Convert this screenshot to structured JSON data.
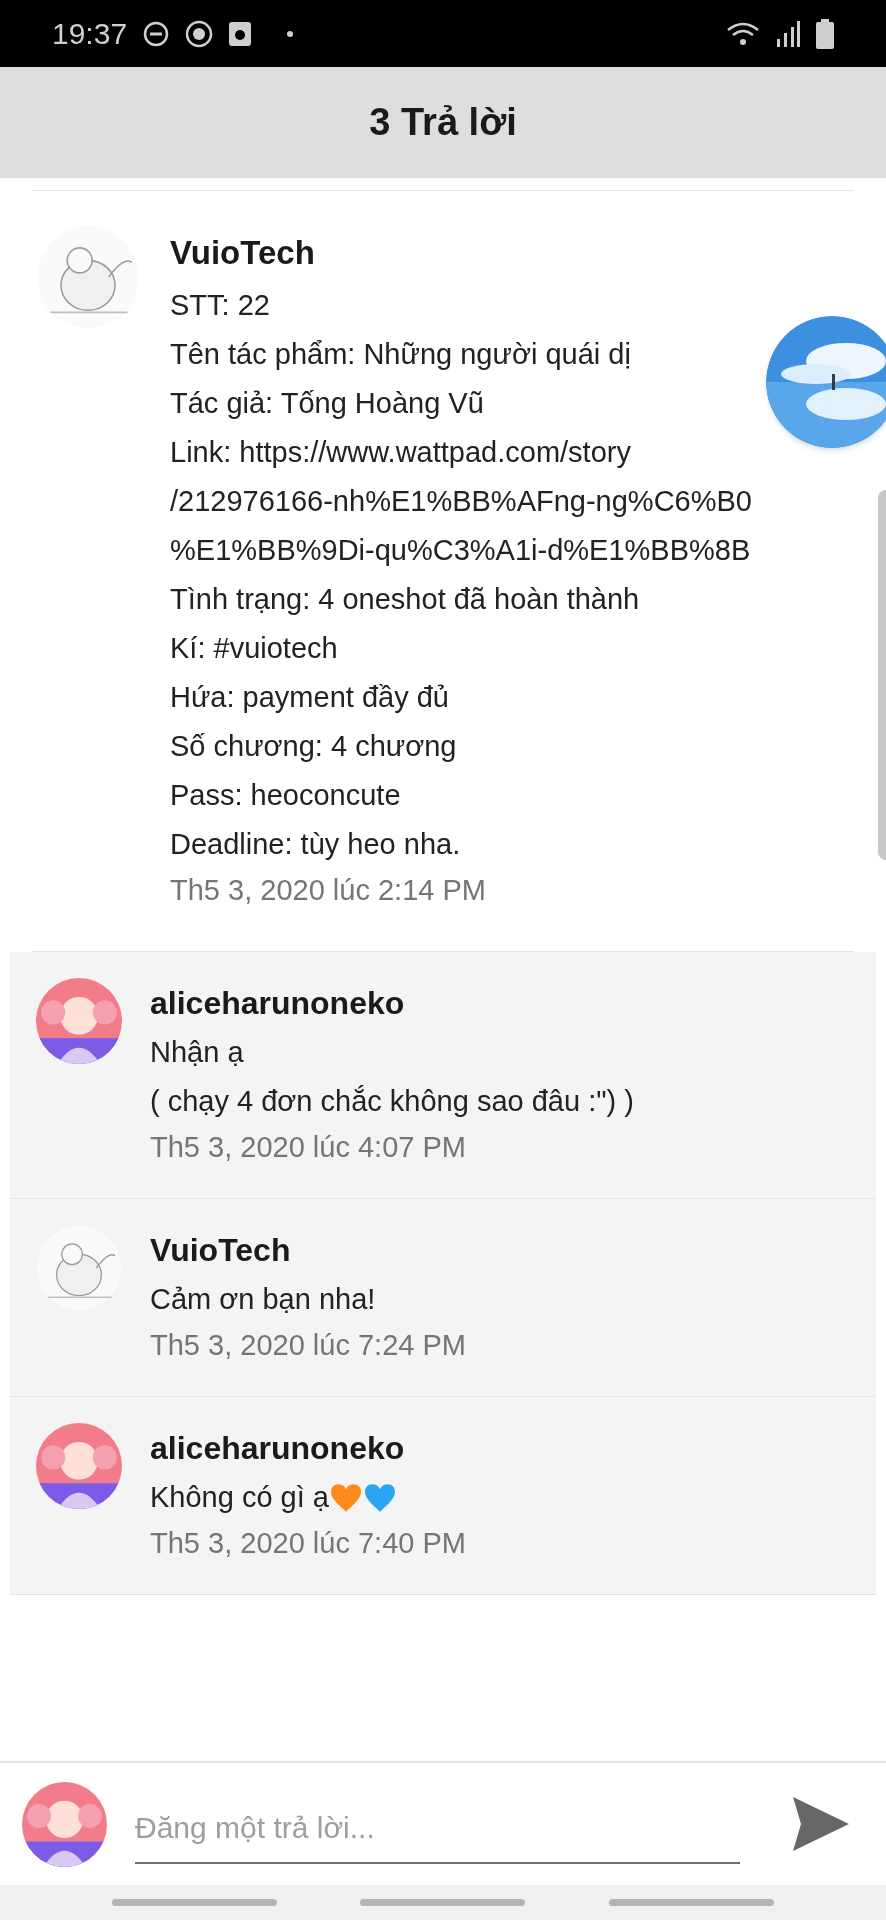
{
  "status_bar": {
    "time": "19:37"
  },
  "header": {
    "title": "3 Trả lời"
  },
  "post": {
    "author": "VuioTech",
    "avatar": {
      "kind": "sketch"
    },
    "lines": [
      "STT: 22",
      "Tên tác phẩm: Những người quái dị",
      "Tác giả: Tống Hoàng Vũ",
      "Link: https://www.wattpad.com/story",
      "/212976166-nh%E1%BB%AFng-ng%C6%B0",
      "%E1%BB%9Di-qu%C3%A1i-d%E1%BB%8B",
      "Tình trạng: 4 oneshot đã hoàn thành",
      "Kí: #vuiotech",
      "Hứa: payment đầy đủ",
      "Số chương: 4 chương",
      "Pass: heoconcute",
      "Deadline: tùy heo nha."
    ],
    "time": "Th5 3, 2020 lúc 2:14 PM"
  },
  "replies": [
    {
      "author": "aliceharunoneko",
      "avatar": {
        "kind": "pink"
      },
      "lines": [
        "Nhận ạ",
        "( chạy 4 đơn chắc không sao đâu :\") )"
      ],
      "time": "Th5 3, 2020 lúc 4:07 PM"
    },
    {
      "author": "VuioTech",
      "avatar": {
        "kind": "sketch"
      },
      "lines": [
        "Cảm ơn bạn nha!"
      ],
      "time": "Th5 3, 2020 lúc 7:24 PM"
    },
    {
      "author": "aliceharunoneko",
      "avatar": {
        "kind": "pink"
      },
      "lines": [
        "Không có gì ạ"
      ],
      "hearts": [
        {
          "color": "#ff8a1c"
        },
        {
          "color": "#2aa5f0"
        }
      ],
      "time": "Th5 3, 2020 lúc 7:40 PM"
    }
  ],
  "composer": {
    "avatar": {
      "kind": "pink"
    },
    "placeholder": "Đăng một trả lời..."
  }
}
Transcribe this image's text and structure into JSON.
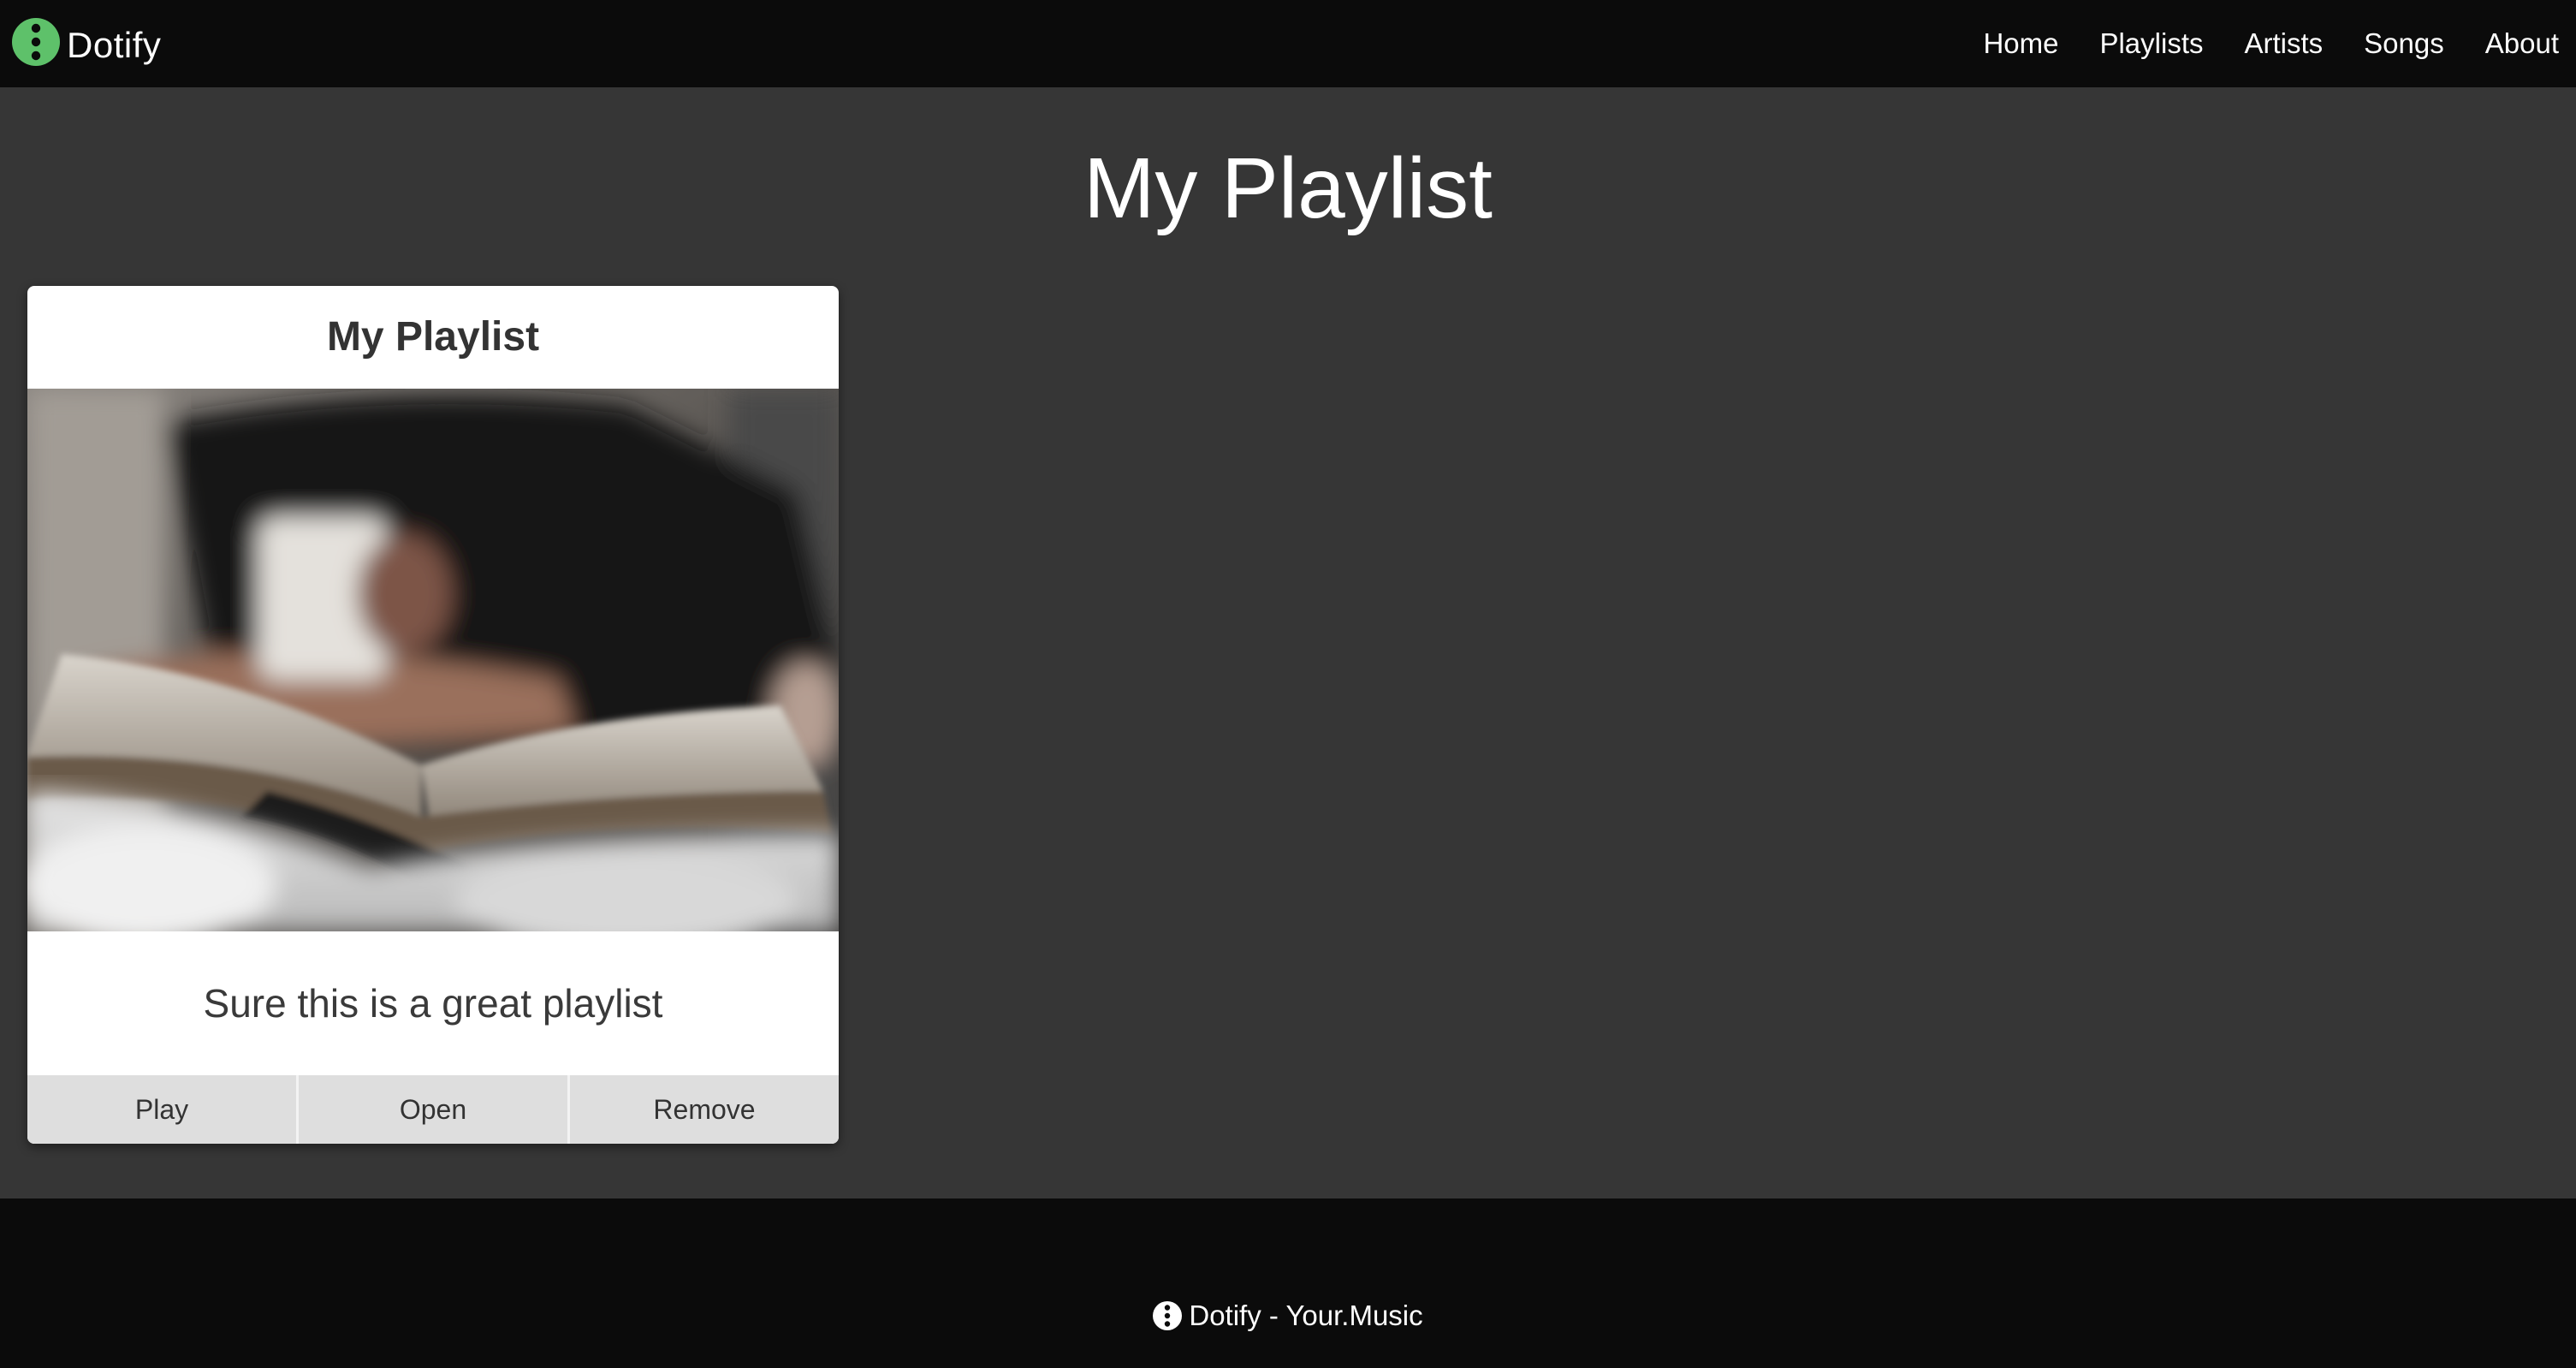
━━━━━━━━━━
Skip every picture and transcribe the data above exactly.

• [RESULT FOR THIS EXERCISE]
Convert this screenshot to structured JSON data.
{
  "status_bar": {
    "time": "19:37"
  },
  "header": {
    "title": "3 Trả lời"
  },
  "post": {
    "author": "VuioTech",
    "avatar": {
      "kind": "sketch"
    },
    "lines": [
      "STT: 22",
      "Tên tác phẩm: Những người quái dị",
      "Tác giả: Tống Hoàng Vũ",
      "Link: https://www.wattpad.com/story",
      "/212976166-nh%E1%BB%AFng-ng%C6%B0",
      "%E1%BB%9Di-qu%C3%A1i-d%E1%BB%8B",
      "Tình trạng: 4 oneshot đã hoàn thành",
      "Kí: #vuiotech",
      "Hứa: payment đầy đủ",
      "Số chương: 4 chương",
      "Pass: heoconcute",
      "Deadline: tùy heo nha."
    ],
    "time": "Th5 3, 2020 lúc 2:14 PM"
  },
  "replies": [
    {
      "author": "aliceharunoneko",
      "avatar": {
        "kind": "pink"
      },
      "lines": [
        "Nhận ạ",
        "( chạy 4 đơn chắc không sao đâu :\") )"
      ],
      "time": "Th5 3, 2020 lúc 4:07 PM"
    },
    {
      "author": "VuioTech",
      "avatar": {
        "kind": "sketch"
      },
      "lines": [
        "Cảm ơn bạn nha!"
      ],
      "time": "Th5 3, 2020 lúc 7:24 PM"
    },
    {
      "author": "aliceharunoneko",
      "avatar": {
        "kind": "pink"
      },
      "lines": [
        "Không có gì ạ"
      ],
      "hearts": [
        {
          "color": "#ff8a1c"
        },
        {
          "color": "#2aa5f0"
        }
      ],
      "time": "Th5 3, 2020 lúc 7:40 PM"
    }
  ],
  "composer": {
    "avatar": {
      "kind": "pink"
    },
    "placeholder": "Đăng một trả lời..."
  }
}
Transcribe this image's text and structure into JSON.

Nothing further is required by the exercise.